### Exercise details
Using the entries that follow, collect the lines where the word "this" appears.

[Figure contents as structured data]
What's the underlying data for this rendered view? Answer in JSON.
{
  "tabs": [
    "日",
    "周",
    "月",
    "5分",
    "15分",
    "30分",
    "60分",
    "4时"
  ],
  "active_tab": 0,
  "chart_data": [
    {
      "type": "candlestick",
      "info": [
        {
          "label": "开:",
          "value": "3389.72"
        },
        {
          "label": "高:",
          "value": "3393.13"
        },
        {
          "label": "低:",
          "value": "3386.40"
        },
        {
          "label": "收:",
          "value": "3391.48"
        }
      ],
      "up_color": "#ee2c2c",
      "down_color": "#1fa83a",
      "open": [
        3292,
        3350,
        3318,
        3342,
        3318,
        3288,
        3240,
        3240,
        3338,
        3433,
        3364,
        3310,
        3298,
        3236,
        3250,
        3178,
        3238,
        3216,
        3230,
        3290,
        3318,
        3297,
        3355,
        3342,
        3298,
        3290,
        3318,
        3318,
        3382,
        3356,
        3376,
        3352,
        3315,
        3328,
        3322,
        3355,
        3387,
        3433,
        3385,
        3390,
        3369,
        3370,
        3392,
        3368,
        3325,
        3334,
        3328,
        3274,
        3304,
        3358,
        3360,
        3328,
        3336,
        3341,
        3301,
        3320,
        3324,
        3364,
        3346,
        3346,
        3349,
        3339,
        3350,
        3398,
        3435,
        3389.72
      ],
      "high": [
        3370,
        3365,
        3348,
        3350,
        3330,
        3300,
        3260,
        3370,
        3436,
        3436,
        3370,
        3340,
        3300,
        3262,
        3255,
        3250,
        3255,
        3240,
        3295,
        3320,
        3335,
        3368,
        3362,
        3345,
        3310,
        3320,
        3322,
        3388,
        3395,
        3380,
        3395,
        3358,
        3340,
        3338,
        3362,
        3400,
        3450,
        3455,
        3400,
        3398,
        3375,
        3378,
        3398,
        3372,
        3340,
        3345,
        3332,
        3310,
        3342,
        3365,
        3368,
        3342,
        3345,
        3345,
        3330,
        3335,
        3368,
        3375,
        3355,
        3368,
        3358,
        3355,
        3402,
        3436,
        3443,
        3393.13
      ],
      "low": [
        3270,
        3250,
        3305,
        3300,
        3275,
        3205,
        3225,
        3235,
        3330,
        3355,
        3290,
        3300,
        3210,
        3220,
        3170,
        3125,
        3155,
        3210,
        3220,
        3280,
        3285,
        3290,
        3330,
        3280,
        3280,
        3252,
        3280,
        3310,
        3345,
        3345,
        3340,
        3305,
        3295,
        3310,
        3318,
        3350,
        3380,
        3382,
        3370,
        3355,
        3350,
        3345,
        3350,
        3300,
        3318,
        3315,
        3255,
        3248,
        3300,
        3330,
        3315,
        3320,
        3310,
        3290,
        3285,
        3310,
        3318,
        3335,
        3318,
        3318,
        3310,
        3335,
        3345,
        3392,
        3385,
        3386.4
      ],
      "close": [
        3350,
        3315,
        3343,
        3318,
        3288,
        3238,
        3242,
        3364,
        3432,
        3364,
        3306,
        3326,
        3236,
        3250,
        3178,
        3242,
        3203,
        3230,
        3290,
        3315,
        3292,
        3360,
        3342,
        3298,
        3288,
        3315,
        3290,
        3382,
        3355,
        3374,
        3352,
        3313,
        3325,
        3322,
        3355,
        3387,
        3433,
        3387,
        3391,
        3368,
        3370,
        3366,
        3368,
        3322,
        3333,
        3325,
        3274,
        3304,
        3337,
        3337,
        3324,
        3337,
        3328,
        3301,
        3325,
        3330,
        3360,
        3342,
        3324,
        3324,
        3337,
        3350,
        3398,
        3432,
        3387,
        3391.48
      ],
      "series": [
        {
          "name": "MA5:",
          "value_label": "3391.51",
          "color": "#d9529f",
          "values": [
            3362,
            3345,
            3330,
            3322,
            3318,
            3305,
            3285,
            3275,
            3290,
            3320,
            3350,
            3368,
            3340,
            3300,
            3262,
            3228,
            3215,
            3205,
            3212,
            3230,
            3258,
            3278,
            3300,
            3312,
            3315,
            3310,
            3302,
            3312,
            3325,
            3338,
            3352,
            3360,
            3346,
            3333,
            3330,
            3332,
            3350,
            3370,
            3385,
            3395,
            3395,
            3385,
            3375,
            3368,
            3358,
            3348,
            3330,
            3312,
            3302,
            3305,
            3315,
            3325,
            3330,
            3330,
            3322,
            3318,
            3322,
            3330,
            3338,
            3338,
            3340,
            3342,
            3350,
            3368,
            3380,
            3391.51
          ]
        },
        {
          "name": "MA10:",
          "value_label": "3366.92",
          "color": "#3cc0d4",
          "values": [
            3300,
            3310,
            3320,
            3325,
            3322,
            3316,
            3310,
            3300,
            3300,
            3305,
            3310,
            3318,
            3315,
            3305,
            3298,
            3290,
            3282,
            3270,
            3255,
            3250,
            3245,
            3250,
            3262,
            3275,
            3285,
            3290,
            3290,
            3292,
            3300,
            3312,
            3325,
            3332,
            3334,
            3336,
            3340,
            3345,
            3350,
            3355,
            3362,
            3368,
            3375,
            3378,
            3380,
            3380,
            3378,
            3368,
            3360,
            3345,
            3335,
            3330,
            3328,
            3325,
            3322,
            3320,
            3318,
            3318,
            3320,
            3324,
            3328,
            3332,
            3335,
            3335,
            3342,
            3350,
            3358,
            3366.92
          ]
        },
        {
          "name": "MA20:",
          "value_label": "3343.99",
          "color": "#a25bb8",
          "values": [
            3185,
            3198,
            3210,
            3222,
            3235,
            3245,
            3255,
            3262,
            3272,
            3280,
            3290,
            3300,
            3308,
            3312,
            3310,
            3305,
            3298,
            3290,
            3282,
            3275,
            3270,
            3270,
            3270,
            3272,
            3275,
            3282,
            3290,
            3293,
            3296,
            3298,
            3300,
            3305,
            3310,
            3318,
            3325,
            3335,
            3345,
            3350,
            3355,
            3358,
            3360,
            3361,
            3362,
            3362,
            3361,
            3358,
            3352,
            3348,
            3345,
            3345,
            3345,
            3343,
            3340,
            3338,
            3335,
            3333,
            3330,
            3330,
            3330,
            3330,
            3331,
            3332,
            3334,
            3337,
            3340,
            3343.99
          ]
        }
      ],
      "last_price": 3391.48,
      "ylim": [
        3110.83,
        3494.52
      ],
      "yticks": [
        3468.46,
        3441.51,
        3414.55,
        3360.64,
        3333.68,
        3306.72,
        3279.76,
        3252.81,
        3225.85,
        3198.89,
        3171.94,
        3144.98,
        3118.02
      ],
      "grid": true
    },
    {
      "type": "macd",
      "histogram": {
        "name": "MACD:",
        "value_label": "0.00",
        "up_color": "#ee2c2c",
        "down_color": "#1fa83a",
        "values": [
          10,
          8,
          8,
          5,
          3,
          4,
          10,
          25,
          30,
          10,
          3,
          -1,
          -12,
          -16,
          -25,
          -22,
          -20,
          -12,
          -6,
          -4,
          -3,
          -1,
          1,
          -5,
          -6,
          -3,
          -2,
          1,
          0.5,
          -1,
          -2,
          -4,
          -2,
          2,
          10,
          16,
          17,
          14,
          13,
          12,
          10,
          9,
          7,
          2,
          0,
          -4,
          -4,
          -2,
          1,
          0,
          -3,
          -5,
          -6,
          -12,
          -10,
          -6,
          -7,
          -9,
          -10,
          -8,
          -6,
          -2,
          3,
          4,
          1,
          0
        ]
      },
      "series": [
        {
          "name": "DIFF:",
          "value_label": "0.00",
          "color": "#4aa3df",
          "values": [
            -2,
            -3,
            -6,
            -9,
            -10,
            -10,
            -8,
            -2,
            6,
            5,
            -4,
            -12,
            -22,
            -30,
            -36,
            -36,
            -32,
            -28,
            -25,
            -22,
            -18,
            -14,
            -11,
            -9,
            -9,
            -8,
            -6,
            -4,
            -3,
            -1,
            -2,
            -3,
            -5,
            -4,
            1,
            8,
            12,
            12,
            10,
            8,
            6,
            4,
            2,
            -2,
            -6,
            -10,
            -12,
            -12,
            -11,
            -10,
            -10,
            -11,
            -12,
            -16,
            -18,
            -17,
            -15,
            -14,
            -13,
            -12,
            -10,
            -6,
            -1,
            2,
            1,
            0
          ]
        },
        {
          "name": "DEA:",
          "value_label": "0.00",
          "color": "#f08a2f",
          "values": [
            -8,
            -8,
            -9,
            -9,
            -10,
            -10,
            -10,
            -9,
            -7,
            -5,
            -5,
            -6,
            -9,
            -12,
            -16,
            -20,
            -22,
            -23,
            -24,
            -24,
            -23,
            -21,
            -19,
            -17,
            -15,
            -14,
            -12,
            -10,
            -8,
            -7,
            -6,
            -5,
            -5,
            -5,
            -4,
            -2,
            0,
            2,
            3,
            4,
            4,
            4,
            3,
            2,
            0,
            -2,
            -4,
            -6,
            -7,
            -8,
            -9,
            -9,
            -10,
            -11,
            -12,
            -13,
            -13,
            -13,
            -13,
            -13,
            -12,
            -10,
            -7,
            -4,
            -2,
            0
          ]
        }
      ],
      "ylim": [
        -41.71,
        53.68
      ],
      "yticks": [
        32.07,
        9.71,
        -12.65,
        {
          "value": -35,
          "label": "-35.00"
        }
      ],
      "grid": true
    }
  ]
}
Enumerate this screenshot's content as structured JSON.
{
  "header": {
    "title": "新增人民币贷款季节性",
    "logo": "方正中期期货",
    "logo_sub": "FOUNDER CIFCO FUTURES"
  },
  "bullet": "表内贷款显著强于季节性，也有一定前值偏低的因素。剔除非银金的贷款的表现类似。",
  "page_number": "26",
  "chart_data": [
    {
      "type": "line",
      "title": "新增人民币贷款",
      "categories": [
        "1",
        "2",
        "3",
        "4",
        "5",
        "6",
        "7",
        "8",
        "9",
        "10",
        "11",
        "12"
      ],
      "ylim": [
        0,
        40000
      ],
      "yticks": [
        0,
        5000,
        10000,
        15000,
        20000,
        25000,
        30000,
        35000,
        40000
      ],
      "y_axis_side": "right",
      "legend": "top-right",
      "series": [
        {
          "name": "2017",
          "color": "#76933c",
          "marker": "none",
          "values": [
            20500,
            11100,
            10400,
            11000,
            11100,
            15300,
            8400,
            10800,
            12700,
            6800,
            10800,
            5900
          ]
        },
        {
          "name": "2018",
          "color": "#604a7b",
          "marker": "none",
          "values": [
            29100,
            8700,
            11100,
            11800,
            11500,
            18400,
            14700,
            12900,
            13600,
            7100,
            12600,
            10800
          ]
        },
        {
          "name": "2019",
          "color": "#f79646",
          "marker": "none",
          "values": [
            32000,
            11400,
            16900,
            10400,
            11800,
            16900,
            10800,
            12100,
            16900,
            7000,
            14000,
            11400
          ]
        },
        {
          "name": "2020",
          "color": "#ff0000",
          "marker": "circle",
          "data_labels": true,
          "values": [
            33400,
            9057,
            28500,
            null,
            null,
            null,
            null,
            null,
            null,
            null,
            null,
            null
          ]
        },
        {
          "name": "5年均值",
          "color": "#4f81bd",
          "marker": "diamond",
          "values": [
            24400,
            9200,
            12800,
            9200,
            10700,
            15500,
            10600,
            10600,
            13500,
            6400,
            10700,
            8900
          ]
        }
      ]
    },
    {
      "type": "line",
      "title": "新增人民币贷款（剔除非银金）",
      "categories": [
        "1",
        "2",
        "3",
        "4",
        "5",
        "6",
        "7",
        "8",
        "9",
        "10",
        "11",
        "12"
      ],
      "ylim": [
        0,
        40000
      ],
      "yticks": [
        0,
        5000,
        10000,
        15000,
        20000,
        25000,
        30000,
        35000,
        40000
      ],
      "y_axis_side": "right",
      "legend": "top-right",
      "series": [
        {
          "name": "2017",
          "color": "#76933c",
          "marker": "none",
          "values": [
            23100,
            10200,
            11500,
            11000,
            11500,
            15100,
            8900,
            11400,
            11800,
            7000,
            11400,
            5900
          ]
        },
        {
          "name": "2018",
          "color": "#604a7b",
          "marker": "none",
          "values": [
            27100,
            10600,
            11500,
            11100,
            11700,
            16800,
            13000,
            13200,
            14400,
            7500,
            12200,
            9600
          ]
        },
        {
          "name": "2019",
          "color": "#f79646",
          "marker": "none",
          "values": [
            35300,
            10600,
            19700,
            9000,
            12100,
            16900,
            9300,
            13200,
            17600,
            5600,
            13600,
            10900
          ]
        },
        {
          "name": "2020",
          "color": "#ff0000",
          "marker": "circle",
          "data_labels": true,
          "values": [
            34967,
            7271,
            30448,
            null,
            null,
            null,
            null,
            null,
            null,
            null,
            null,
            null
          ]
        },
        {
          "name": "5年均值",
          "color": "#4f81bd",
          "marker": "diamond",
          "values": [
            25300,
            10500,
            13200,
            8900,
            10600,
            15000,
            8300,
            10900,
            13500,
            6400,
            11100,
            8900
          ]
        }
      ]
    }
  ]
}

### In response
What's the underlying data for this rendered view? Answer in JSON.
Enumerate this screenshot's content as structured JSON.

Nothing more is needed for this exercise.